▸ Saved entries

'''

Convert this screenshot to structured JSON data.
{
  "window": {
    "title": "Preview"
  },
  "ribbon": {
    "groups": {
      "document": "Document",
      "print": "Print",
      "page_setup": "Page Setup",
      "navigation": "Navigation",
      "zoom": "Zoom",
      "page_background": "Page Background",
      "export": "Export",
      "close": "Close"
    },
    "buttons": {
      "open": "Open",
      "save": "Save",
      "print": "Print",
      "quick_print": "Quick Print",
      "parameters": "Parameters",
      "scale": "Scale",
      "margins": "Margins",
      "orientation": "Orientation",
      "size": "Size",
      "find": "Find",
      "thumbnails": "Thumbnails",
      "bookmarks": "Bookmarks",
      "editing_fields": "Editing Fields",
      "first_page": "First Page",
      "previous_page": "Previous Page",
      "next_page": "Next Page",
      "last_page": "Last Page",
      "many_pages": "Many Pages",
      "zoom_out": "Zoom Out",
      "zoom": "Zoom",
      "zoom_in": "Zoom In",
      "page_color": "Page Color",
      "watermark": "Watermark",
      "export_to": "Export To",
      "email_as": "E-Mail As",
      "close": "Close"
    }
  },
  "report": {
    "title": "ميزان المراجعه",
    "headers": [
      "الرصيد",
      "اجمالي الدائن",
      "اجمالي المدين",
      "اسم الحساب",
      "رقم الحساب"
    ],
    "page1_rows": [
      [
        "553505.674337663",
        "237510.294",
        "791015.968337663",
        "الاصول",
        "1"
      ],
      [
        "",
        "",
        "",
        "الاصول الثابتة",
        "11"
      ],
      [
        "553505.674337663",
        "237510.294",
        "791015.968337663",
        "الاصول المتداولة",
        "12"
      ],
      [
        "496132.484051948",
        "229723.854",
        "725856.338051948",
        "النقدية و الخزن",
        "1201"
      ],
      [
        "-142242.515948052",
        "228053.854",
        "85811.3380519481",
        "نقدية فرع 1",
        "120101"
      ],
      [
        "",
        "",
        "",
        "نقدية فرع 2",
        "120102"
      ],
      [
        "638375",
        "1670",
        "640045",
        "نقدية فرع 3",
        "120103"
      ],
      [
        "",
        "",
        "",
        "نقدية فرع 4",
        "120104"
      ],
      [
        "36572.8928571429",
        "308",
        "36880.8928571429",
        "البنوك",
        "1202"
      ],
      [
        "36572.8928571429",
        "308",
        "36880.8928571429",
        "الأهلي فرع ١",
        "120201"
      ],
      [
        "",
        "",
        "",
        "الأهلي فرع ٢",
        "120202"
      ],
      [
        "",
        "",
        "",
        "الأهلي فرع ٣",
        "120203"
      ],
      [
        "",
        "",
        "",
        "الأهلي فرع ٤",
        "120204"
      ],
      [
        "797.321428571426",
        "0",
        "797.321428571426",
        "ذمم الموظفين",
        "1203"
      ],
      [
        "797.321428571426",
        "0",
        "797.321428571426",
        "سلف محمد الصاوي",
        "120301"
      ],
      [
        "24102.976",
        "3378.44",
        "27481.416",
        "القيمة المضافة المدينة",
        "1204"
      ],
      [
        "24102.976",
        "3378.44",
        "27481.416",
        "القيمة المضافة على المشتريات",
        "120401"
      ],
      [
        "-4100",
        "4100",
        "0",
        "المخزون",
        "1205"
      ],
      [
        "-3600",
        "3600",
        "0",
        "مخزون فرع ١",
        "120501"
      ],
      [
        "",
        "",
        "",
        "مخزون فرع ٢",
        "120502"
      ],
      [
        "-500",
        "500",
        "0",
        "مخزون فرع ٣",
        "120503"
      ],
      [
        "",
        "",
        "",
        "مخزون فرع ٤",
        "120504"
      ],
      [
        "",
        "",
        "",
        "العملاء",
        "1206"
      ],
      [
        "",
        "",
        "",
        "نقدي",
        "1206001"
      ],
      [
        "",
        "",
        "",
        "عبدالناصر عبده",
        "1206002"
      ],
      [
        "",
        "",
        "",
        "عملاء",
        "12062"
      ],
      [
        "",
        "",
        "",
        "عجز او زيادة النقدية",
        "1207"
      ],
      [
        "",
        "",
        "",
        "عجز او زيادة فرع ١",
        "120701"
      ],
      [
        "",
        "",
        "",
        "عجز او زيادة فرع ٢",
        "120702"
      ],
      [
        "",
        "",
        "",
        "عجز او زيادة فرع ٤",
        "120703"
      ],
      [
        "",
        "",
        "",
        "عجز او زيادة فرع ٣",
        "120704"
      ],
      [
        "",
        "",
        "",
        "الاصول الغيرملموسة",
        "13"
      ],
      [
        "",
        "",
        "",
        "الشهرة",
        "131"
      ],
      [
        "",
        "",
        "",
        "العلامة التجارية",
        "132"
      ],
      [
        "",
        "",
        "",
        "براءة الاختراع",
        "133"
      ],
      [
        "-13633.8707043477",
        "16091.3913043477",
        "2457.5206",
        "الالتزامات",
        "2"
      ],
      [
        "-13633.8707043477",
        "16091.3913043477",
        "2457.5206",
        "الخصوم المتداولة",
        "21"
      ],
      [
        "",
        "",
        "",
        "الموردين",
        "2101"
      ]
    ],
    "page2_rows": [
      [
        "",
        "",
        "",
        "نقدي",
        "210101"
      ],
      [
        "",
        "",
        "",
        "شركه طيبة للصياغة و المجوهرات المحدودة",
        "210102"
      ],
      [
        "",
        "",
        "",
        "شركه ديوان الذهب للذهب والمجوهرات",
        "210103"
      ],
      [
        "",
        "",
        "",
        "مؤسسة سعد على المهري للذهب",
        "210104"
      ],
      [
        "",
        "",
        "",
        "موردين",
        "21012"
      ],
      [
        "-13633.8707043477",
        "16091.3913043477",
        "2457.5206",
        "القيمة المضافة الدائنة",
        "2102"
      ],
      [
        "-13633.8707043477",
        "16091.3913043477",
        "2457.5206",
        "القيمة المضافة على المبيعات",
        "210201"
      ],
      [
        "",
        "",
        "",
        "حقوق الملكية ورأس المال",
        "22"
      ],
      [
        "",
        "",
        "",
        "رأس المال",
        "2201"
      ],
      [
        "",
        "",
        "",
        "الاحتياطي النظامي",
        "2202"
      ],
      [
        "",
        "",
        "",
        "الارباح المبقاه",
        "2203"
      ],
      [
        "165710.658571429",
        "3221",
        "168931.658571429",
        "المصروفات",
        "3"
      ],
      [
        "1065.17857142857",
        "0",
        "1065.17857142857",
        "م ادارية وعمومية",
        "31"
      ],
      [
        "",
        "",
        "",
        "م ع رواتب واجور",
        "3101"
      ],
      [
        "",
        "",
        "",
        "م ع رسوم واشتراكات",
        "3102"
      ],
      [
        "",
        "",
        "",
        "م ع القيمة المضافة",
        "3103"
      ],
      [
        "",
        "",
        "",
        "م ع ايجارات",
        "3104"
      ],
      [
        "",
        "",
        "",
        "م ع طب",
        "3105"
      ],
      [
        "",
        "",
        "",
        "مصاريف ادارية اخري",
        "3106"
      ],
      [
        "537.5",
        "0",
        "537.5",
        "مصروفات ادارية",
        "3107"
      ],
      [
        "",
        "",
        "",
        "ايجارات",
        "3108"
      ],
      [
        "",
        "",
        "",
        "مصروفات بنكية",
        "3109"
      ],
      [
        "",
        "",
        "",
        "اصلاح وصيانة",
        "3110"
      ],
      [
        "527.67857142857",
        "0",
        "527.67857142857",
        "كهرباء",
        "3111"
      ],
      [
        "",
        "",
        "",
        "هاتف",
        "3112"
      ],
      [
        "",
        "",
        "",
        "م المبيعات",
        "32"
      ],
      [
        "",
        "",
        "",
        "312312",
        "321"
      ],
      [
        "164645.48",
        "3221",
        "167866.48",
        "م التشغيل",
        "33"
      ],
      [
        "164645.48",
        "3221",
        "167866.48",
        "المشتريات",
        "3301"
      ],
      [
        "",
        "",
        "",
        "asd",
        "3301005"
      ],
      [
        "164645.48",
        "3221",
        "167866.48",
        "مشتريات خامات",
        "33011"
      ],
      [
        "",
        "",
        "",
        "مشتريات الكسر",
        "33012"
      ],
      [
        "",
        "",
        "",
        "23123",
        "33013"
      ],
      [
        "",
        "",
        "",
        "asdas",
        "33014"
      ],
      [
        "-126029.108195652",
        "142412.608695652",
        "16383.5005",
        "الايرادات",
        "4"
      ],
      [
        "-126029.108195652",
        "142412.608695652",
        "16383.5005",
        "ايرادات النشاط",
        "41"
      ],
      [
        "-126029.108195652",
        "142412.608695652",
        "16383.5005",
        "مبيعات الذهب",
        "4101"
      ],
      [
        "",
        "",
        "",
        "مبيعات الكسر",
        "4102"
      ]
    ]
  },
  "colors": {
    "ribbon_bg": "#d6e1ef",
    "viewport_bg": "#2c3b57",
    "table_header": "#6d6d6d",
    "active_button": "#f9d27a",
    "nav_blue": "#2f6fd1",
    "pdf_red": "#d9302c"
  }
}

'''

▸ EXERCISE PROMPT
Using the listing above, pick out each line that contains the word "زيادة", then copy it.

▸ RESULT
        "عجز او زيادة النقدية",
        "عجز او زيادة فرع ١",
        "عجز او زيادة فرع ٢",
        "عجز او زيادة فرع ٤",
        "عجز او زيادة فرع ٣",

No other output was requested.